● **Enunciado 1**: De acordo com o texto sobre o folk rock, em qual festival Bob Dylan se apresentou com uma banda de rock em 1965?
● **Enunciado 2**: Transcreva, do texto sobre o folk rock, o trecho que se inicia com as palavras que contêm “da folk music como conhecemos” e se encerra com “questionador.”.

● **Trecho apresentado**:
____________________
10 discos essenciais: folk rock
Até meados
da década de 1960, o rock tinha fúria, “músculos”, muita “testosterona”, mas faltava-lhe
“neurônios”, um discurso mais contundente, um texto maduro. O rock ainda falava
de festinhas, garotas, carrões, mas não era politizado. A rebeldia estava
apenas no som elétrico das guitarras, mas não na palavra. Quem vai dar o poder
da palavra ao rock é a folk music, gênero musical que não tinha a eletricidade
do rock, mas sua força se concentrava nos versos contestadores, nas canções de
protesto que estavam em voga desde o início dos anos 1960. Woody Guthrie (1912-1967), o “pai”
da folk music como conhecemos hoje, cantava sobre os problemas sociais do povo nas
portas das fábricas, nas praças e nas ruas norte-americanas na década de 1940. Guthrie
tornou-se uma referência duas décadas depois para o jovem Bob Dylan, que se
torna o ícone das canções de protesto no começo dos anos 1960, liderando uma nova geração de artistas de folk music que surgia, cantando e tocando para um público politizado e
questionador.
Porém, tudo
muda em 1965 após o encontro de Bob Dylan e os Beatles. Na troca de ideias, os
Beatles decidem compor canções com letras mais existencialistas, enquanto Dylan
vai “plugar” a sua folk music na tomada ao adotar a guitarra elétrica, símbolo
do rock’n’roll, gênero odiado pelo público folk mais ortodoxo que o considerava
“mercantilista” e “alienado”. A apresentação de Dylan com uma banda de rock no
Festival Folk de Newport, em 1965, choca esse público que passa a tratá-lo como
“traidor”. Mas era um caminho sem volta. Somado a Bob Dylan e Beatles, os
Byrds, que com suas harmonizações vocais e o emprego da guitarra elétrica Rickenbaker
de 12 cordas, contribuem para a formatação do folk rock, e abre caminho para os
grandes letristas de rock. A partir de meados dos anos 1960, o folk rock segue
seu caminho, flerta com a nascente psicodelia, com o rock progressivo e se
consolida como um dos mais influentes seguimentos do rock.
Quem sai
ganhando com essa fusão é o rock de maneira geral, que de gênero juvenil, cheio
de fúria e “testosterona”, passar a ter o texto, o verbo, a poesia, os
“neurônios” da folk music como elementos decisivos para que o rock evoluísse
como gênero musical no campo da composição.
____________________
[Registros das caixas de elementos]
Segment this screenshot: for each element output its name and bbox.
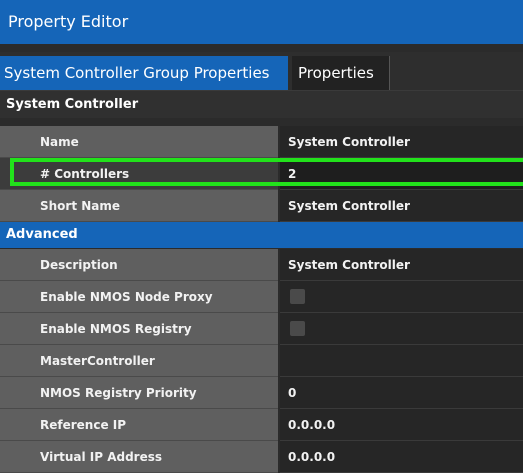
property-label: NMOS Registry Priority xyxy=(0,377,278,409)
property-row-name: Name System Controller xyxy=(0,126,523,158)
property-row-description: Description System Controller xyxy=(0,249,523,281)
section-header-advanced[interactable]: Advanced xyxy=(0,222,523,248)
enable-nmos-node-proxy-checkbox[interactable] xyxy=(290,289,305,304)
property-row-virtual-ip-address: Virtual IP Address 0.0.0.0 xyxy=(0,441,523,473)
property-value-field[interactable]: System Controller xyxy=(280,249,523,281)
property-row-enable-nmos-registry: Enable NMOS Registry xyxy=(0,313,523,345)
property-row-short-name: Short Name System Controller xyxy=(0,190,523,222)
property-label: Name xyxy=(0,126,278,158)
property-label: Description xyxy=(0,249,278,281)
property-label: Enable NMOS Registry xyxy=(0,313,278,345)
property-label: MasterController xyxy=(0,345,278,377)
property-label: Virtual IP Address xyxy=(0,441,278,473)
property-value-cell xyxy=(280,281,523,313)
property-label: Short Name xyxy=(0,190,278,222)
property-label: Enable NMOS Node Proxy xyxy=(0,281,278,313)
property-value-field[interactable]: 2 xyxy=(280,158,523,190)
tab-properties[interactable]: Properties xyxy=(292,56,390,90)
property-editor-title: Property Editor xyxy=(0,0,523,44)
property-value-field[interactable] xyxy=(280,345,523,377)
property-value-cell xyxy=(280,313,523,345)
property-row-nmos-registry-priority: NMOS Registry Priority 0 xyxy=(0,377,523,409)
property-value-field[interactable]: 0.0.0.0 xyxy=(280,441,523,473)
section-header-system-controller[interactable]: System Controller xyxy=(0,90,523,118)
property-row-reference-ip: Reference IP 0.0.0.0 xyxy=(0,409,523,441)
property-value-field[interactable]: 0 xyxy=(280,377,523,409)
property-value-field[interactable]: 0.0.0.0 xyxy=(280,409,523,441)
property-label: # Controllers xyxy=(0,158,278,190)
property-value-field[interactable]: System Controller xyxy=(280,126,523,158)
enable-nmos-registry-checkbox[interactable] xyxy=(290,321,305,336)
property-row-master-controller: MasterController xyxy=(0,345,523,377)
property-row-enable-nmos-node-proxy: Enable NMOS Node Proxy xyxy=(0,281,523,313)
property-label: Reference IP xyxy=(0,409,278,441)
property-value-field[interactable]: System Controller xyxy=(280,190,523,222)
tab-strip: System Controller Group Properties Prope… xyxy=(0,52,523,90)
tab-system-controller-group-properties[interactable]: System Controller Group Properties xyxy=(0,56,288,90)
property-row-controllers: # Controllers 2 xyxy=(0,158,523,190)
____________________
● **Resposta 1**: No Festival Folk de Newport.

● **Resposta 2**:
da folk music como conhecemos hoje, cantava sobre os problemas sociais do povo nas
portas das fábricas, nas praças e nas ruas norte-americanas na década de 1940. Guthrie
tornou-se uma referência duas décadas depois para o jovem Bob Dylan, que se
torna o ícone das canções de protesto no começo dos anos 1960, liderando uma nova geração de artistas de folk music que surgia, cantando e tocando para um público politizado e
questionador.